- **Objective**
Draw out every line with the word "true" from the listing below.

Data records:

——————

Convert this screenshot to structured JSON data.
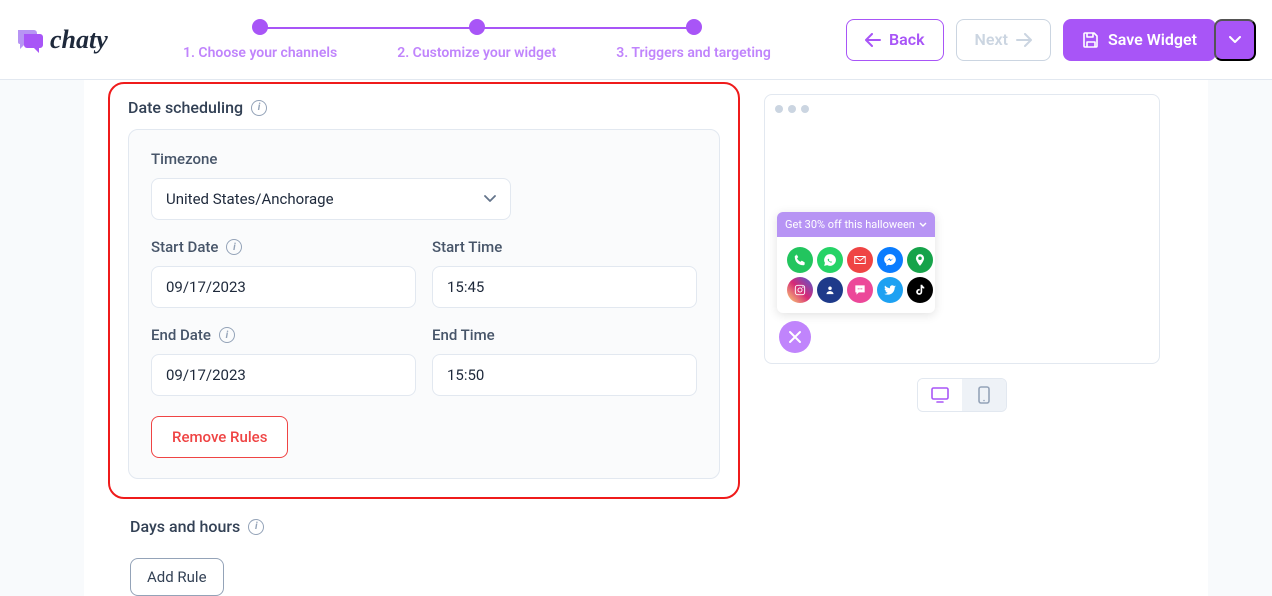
{
  "logo": {
    "word": "chaty"
  },
  "steps": [
    {
      "label": "1. Choose your channels"
    },
    {
      "label": "2. Customize your widget"
    },
    {
      "label": "3. Triggers and targeting"
    }
  ],
  "header_buttons": {
    "back": "Back",
    "next": "Next",
    "save": "Save Widget"
  },
  "date_scheduling": {
    "title": "Date scheduling",
    "timezone_label": "Timezone",
    "timezone_value": "United States/Anchorage",
    "start_date_label": "Start Date",
    "start_date_value": "09/17/2023",
    "start_time_label": "Start Time",
    "start_time_value": "15:45",
    "end_date_label": "End Date",
    "end_date_value": "09/17/2023",
    "end_time_label": "End Time",
    "end_time_value": "15:50",
    "remove_rules": "Remove Rules"
  },
  "days_hours": {
    "title": "Days and hours",
    "add_rule": "Add Rule"
  },
  "preview": {
    "promo_text": "Get 30% off this halloween",
    "icons": [
      {
        "name": "phone",
        "bg": "#22c55e"
      },
      {
        "name": "whatsapp",
        "bg": "#25d366"
      },
      {
        "name": "email",
        "bg": "#ef4444"
      },
      {
        "name": "messenger",
        "bg": "#0a7cff"
      },
      {
        "name": "map",
        "bg": "#16a34a"
      },
      {
        "name": "instagram",
        "bg": "linear-gradient(45deg,#feda75,#d62976,#4f5bd5)"
      },
      {
        "name": "contact",
        "bg": "#1e3a8a"
      },
      {
        "name": "sms",
        "bg": "#ec4899"
      },
      {
        "name": "twitter",
        "bg": "#1da1f2"
      },
      {
        "name": "tiktok",
        "bg": "#000000"
      }
    ]
  }
}
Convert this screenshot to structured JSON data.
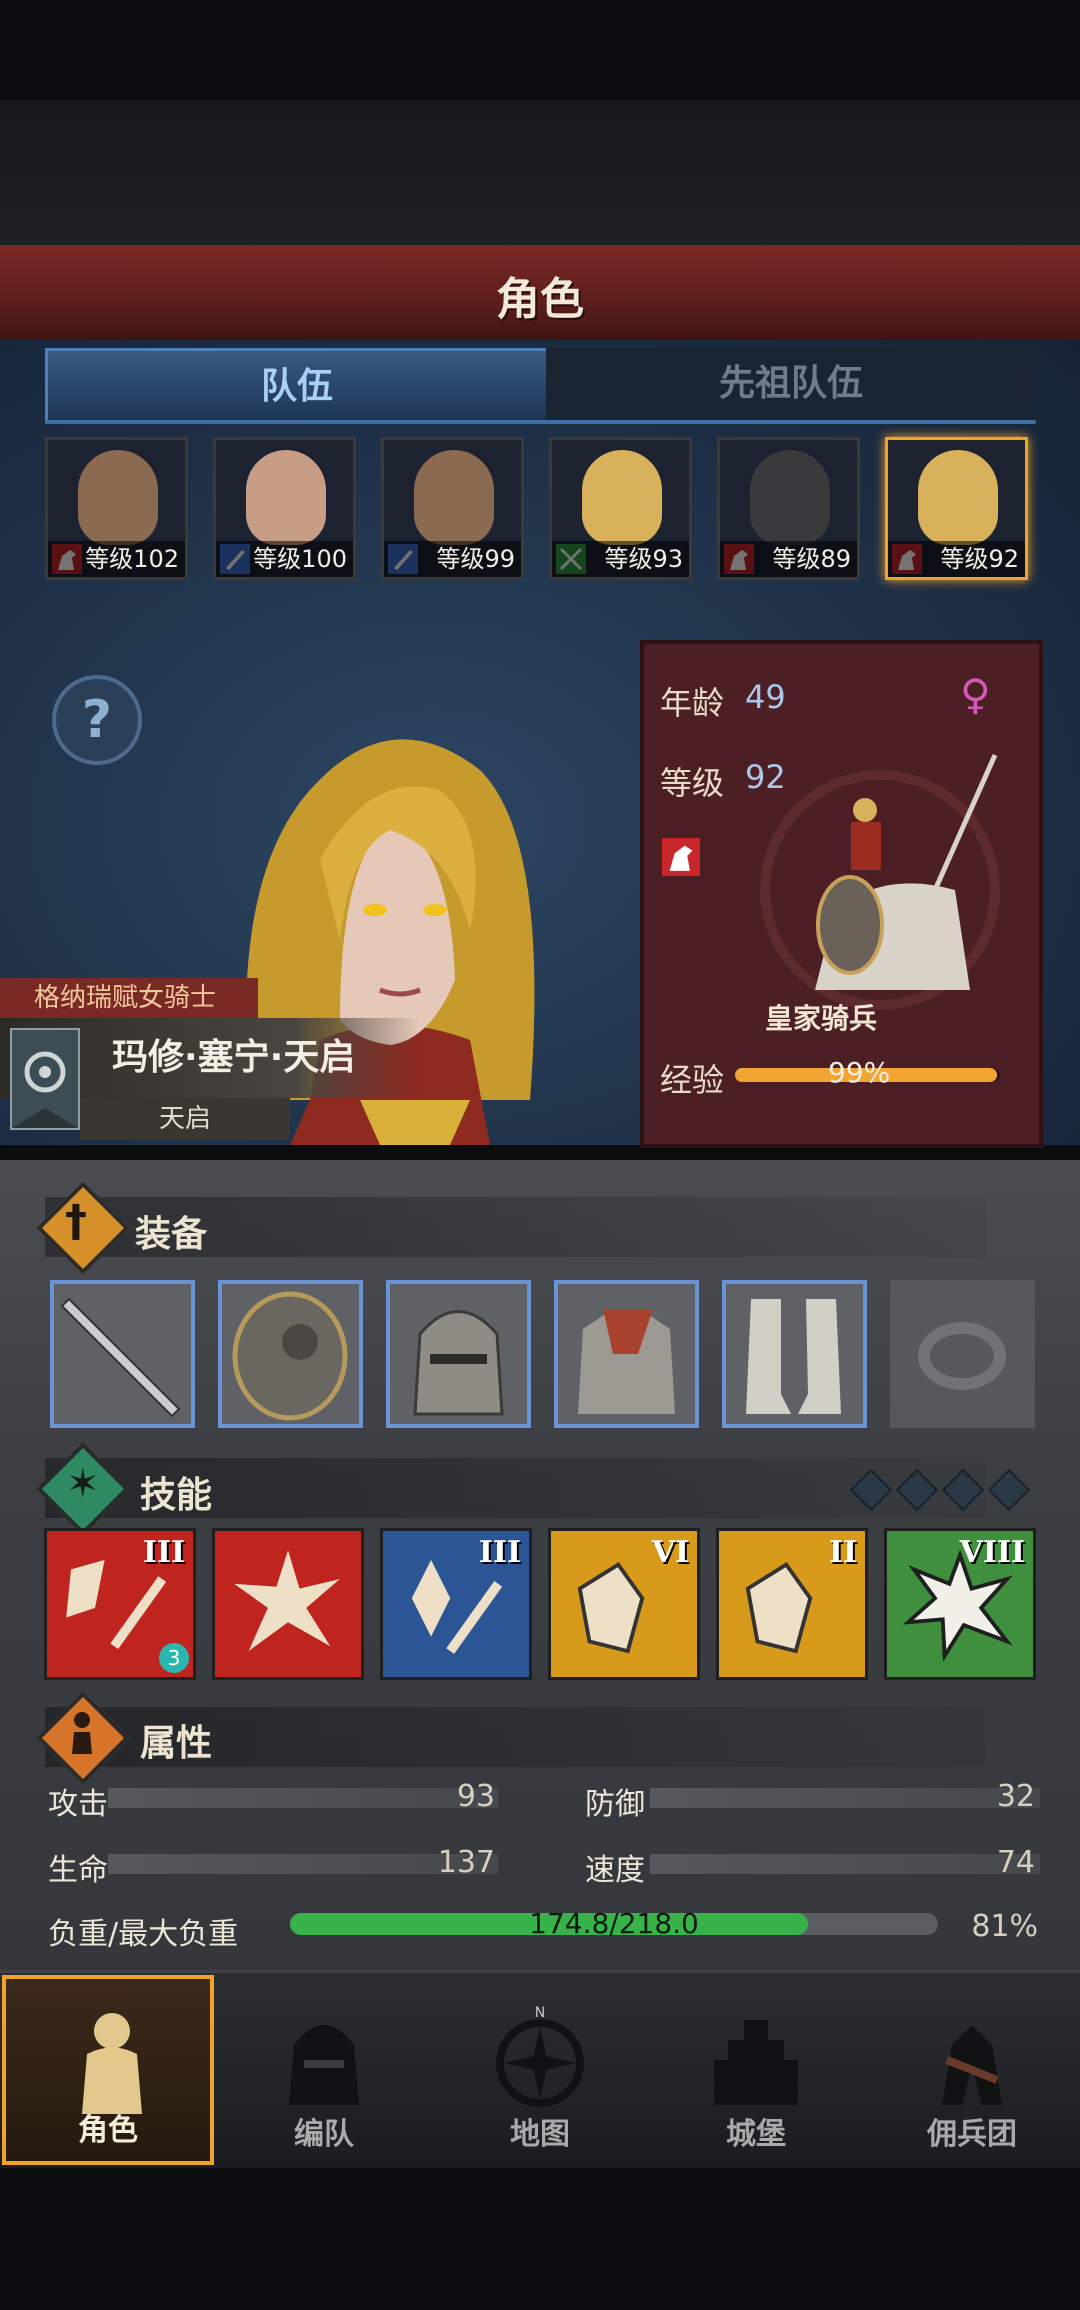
{
  "header": {
    "title": "角色"
  },
  "tabs": [
    {
      "label": "队伍",
      "active": true
    },
    {
      "label": "先祖队伍",
      "active": false
    }
  ],
  "team": [
    {
      "level": "等级102",
      "class_icon": "horse-icon",
      "class_color": "#c8262b"
    },
    {
      "level": "等级100",
      "class_icon": "sword-icon",
      "class_color": "#3c6fd1"
    },
    {
      "level": "等级99",
      "class_icon": "sword-icon",
      "class_color": "#3c6fd1"
    },
    {
      "level": "等级93",
      "class_icon": "bow-icon",
      "class_color": "#2f9a3c"
    },
    {
      "level": "等级89",
      "class_icon": "horse-icon",
      "class_color": "#c8262b"
    },
    {
      "level": "等级92",
      "class_icon": "horse-icon",
      "class_color": "#c8262b",
      "selected": true
    }
  ],
  "help": {
    "symbol": "?"
  },
  "character": {
    "title": "格纳瑞赋女骑士",
    "name": "玛修·塞宁·天启",
    "subtitle": "天启",
    "age_label": "年龄",
    "age": "49",
    "level_label": "等级",
    "level": "92",
    "gender_symbol": "♀",
    "unit_class": "皇家骑兵",
    "exp_label": "经验",
    "exp_percent_text": "99%",
    "exp_fraction": 0.99
  },
  "equipment": {
    "title": "装备",
    "slots": [
      {
        "icon": "sword-icon"
      },
      {
        "icon": "shield-icon"
      },
      {
        "icon": "helmet-icon"
      },
      {
        "icon": "armor-icon"
      },
      {
        "icon": "boots-icon"
      },
      {
        "icon": "ring-icon",
        "empty": true
      }
    ]
  },
  "skills": {
    "title": "技能",
    "items": [
      {
        "rank": "III",
        "color": "#c0241f",
        "icon": "slash-strike-icon",
        "badge": "3"
      },
      {
        "rank": "",
        "color": "#c0241f",
        "icon": "burst-strike-icon"
      },
      {
        "rank": "III",
        "color": "#2c5596",
        "icon": "crystal-blade-icon"
      },
      {
        "rank": "VI",
        "color": "#d89a1a",
        "icon": "shield-break-icon"
      },
      {
        "rank": "II",
        "color": "#d89a1a",
        "icon": "shield-break-icon"
      },
      {
        "rank": "VIII",
        "color": "#3f8f3e",
        "icon": "burst-icon"
      }
    ]
  },
  "attributes": {
    "title": "属性",
    "attack_label": "攻击",
    "attack": "93",
    "defense_label": "防御",
    "defense": "32",
    "hp_label": "生命",
    "hp": "137",
    "speed_label": "速度",
    "speed": "74",
    "load_label": "负重/最大负重",
    "load_text": "174.8/218.0",
    "load_percent": "81%",
    "load_fraction": 0.8
  },
  "nav": [
    {
      "label": "角色",
      "icon": "knight-icon",
      "selected": true
    },
    {
      "label": "编队",
      "icon": "helmet-icon"
    },
    {
      "label": "地图",
      "icon": "compass-icon"
    },
    {
      "label": "城堡",
      "icon": "castle-icon"
    },
    {
      "label": "佣兵团",
      "icon": "mercenary-icon"
    }
  ],
  "compass_letter": "N"
}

——————

- **Complete answer**
      "active": true
      "selected": true
        "empty": true
      "selected": true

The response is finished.